Set exercise
Return the listing below word for word.
== Dataset rows
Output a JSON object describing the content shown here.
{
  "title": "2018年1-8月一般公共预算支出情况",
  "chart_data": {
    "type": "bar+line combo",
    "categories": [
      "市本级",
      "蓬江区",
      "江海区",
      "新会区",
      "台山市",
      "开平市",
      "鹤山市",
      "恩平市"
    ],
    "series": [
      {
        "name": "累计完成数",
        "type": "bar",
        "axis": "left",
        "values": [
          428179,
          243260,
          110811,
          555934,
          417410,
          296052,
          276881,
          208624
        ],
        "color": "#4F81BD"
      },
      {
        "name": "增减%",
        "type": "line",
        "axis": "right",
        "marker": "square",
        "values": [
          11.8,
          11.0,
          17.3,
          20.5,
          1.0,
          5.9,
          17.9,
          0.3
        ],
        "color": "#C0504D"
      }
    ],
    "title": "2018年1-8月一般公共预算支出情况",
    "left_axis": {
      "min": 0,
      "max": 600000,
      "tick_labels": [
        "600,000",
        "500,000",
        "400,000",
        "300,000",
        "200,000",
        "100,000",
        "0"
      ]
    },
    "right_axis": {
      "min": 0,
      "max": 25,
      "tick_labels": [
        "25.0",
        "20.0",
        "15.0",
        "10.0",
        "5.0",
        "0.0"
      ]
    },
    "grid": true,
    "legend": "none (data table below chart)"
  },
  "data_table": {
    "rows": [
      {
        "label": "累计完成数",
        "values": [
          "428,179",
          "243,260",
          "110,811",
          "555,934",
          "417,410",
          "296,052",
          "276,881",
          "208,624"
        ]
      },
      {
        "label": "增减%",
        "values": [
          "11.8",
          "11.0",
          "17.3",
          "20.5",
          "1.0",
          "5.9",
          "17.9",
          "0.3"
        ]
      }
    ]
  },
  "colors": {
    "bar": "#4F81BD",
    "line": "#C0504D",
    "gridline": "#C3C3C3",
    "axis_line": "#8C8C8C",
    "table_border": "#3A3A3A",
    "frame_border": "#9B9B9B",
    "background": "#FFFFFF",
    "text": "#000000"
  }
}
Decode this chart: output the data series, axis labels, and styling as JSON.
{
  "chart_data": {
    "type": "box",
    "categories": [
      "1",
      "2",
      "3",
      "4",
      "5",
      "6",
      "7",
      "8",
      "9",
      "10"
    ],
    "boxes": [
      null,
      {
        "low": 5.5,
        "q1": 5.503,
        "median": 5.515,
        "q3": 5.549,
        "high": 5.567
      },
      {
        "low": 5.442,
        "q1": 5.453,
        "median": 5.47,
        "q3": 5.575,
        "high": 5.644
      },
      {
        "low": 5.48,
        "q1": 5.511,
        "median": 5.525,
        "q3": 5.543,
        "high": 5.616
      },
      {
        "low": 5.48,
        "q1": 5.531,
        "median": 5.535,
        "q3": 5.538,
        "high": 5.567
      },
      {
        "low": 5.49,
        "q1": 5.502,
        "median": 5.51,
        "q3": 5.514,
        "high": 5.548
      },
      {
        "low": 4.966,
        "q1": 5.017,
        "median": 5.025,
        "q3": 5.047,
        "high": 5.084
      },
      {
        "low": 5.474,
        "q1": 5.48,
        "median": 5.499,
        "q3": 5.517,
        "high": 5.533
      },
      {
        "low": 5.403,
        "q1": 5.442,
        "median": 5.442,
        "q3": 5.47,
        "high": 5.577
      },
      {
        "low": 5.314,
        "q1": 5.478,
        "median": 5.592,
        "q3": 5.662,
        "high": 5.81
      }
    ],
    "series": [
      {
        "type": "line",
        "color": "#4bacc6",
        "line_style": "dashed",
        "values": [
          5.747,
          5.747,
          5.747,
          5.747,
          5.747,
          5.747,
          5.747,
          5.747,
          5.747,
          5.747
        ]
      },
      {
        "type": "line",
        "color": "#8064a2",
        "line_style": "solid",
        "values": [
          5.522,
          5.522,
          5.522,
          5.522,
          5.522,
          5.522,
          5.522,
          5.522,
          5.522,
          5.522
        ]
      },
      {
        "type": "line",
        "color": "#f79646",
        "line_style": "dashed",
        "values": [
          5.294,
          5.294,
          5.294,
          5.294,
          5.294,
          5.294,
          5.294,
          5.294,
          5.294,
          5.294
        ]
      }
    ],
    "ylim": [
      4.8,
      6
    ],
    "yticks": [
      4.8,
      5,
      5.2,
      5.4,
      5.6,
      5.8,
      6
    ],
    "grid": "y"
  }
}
====
Answer to the task
Output a JSON object describing the content shown here.
{
  "title": "2018年1-8月一般公共预算支出情况",
  "chart_data": {
    "type": "bar+line combo",
    "categories": [
      "市本级",
      "蓬江区",
      "江海区",
      "新会区",
      "台山市",
      "开平市",
      "鹤山市",
      "恩平市"
    ],
    "series": [
      {
        "name": "累计完成数",
        "type": "bar",
        "axis": "left",
        "values": [
          428179,
          243260,
          110811,
          555934,
          417410,
          296052,
          276881,
          208624
        ],
        "color": "#4F81BD"
      },
      {
        "name": "增减%",
        "type": "line",
        "axis": "right",
        "marker": "square",
        "values": [
          11.8,
          11.0,
          17.3,
          20.5,
          1.0,
          5.9,
          17.9,
          0.3
        ],
        "color": "#C0504D"
      }
    ],
    "title": "2018年1-8月一般公共预算支出情况",
    "left_axis": {
      "min": 0,
      "max": 600000,
      "tick_labels": [
        "600,000",
        "500,000",
        "400,000",
        "300,000",
        "200,000",
        "100,000",
        "0"
      ]
    },
    "right_axis": {
      "min": 0,
      "max": 25,
      "tick_labels": [
        "25.0",
        "20.0",
        "15.0",
        "10.0",
        "5.0",
        "0.0"
      ]
    },
    "grid": true,
    "legend": "none (data table below chart)"
  },
  "data_table": {
    "rows": [
      {
        "label": "累计完成数",
        "values": [
          "428,179",
          "243,260",
          "110,811",
          "555,934",
          "417,410",
          "296,052",
          "276,881",
          "208,624"
        ]
      },
      {
        "label": "增减%",
        "values": [
          "11.8",
          "11.0",
          "17.3",
          "20.5",
          "1.0",
          "5.9",
          "17.9",
          "0.3"
        ]
      }
    ]
  },
  "colors": {
    "bar": "#4F81BD",
    "line": "#C0504D",
    "gridline": "#C3C3C3",
    "axis_line": "#8C8C8C",
    "table_border": "#3A3A3A",
    "frame_border": "#9B9B9B",
    "background": "#FFFFFF",
    "text": "#000000"
  }
}
Decode this chart: output the data series, axis labels, and styling as JSON.
{
  "chart_data": {
    "type": "box",
    "categories": [
      "1",
      "2",
      "3",
      "4",
      "5",
      "6",
      "7",
      "8",
      "9",
      "10"
    ],
    "boxes": [
      null,
      {
        "low": 5.5,
        "q1": 5.503,
        "median": 5.515,
        "q3": 5.549,
        "high": 5.567
      },
      {
        "low": 5.442,
        "q1": 5.453,
        "median": 5.47,
        "q3": 5.575,
        "high": 5.644
      },
      {
        "low": 5.48,
        "q1": 5.511,
        "median": 5.525,
        "q3": 5.543,
        "high": 5.616
      },
      {
        "low": 5.48,
        "q1": 5.531,
        "median": 5.535,
        "q3": 5.538,
        "high": 5.567
      },
      {
        "low": 5.49,
        "q1": 5.502,
        "median": 5.51,
        "q3": 5.514,
        "high": 5.548
      },
      {
        "low": 4.966,
        "q1": 5.017,
        "median": 5.025,
        "q3": 5.047,
        "high": 5.084
      },
      {
        "low": 5.474,
        "q1": 5.48,
        "median": 5.499,
        "q3": 5.517,
        "high": 5.533
      },
      {
        "low": 5.403,
        "q1": 5.442,
        "median": 5.442,
        "q3": 5.47,
        "high": 5.577
      },
      {
        "low": 5.314,
        "q1": 5.478,
        "median": 5.592,
        "q3": 5.662,
        "high": 5.81
      }
    ],
    "series": [
      {
        "type": "line",
        "color": "#4bacc6",
        "line_style": "dashed",
        "values": [
          5.747,
          5.747,
          5.747,
          5.747,
          5.747,
          5.747,
          5.747,
          5.747,
          5.747,
          5.747
        ]
      },
      {
        "type": "line",
        "color": "#8064a2",
        "line_style": "solid",
        "values": [
          5.522,
          5.522,
          5.522,
          5.522,
          5.522,
          5.522,
          5.522,
          5.522,
          5.522,
          5.522
        ]
      },
      {
        "type": "line",
        "color": "#f79646",
        "line_style": "dashed",
        "values": [
          5.294,
          5.294,
          5.294,
          5.294,
          5.294,
          5.294,
          5.294,
          5.294,
          5.294,
          5.294
        ]
      }
    ],
    "ylim": [
      4.8,
      6
    ],
    "yticks": [
      4.8,
      5,
      5.2,
      5.4,
      5.6,
      5.8,
      6
    ],
    "grid": "y"
  }
}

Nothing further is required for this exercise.